DATASET EXCERPTS

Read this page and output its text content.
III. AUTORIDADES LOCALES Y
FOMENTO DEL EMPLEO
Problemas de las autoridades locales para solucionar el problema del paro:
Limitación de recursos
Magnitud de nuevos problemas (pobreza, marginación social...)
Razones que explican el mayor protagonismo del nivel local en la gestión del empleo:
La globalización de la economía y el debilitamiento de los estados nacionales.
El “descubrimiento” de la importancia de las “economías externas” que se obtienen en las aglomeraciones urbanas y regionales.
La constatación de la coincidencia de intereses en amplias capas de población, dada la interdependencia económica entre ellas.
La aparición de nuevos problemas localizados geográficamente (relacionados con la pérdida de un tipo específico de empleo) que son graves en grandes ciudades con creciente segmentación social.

DIRECTIVE
Output the records verbatim, from the first line to the last.

TASK RESULT
Read this page and output its text content.
III. AUTORIDADES LOCALES Y
FOMENTO DEL EMPLEO
Problemas de las autoridades locales para solucionar el problema del paro:
Limitación de recursos
Magnitud de nuevos problemas (pobreza, marginación social...)
Razones que explican el mayor protagonismo del nivel local en la gestión del empleo:
La globalización de la economía y el debilitamiento de los estados nacionales.
El “descubrimiento” de la importancia de las “economías externas” que se obtienen en las aglomeraciones urbanas y regionales.
La constatación de la coincidencia de intereses en amplias capas de población, dada la interdependencia económica entre ellas.
La aparición de nuevos problemas localizados geográficamente (relacionados con la pérdida de un tipo específico de empleo) que son graves en grandes ciudades con creciente segmentación social.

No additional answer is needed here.